# Task to complete:
Your task is to transcribe the data in full.

# Provided material:
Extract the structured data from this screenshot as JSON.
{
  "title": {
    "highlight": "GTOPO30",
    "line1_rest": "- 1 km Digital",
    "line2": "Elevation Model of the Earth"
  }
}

# Right answer:
Extract the structured data from this screenshot as JSON.
{
  "title": {
    "highlight": "GTOPO30",
    "line1_rest": "- 1 km Digital",
    "line2": "Elevation Model of the Earth"
  }
}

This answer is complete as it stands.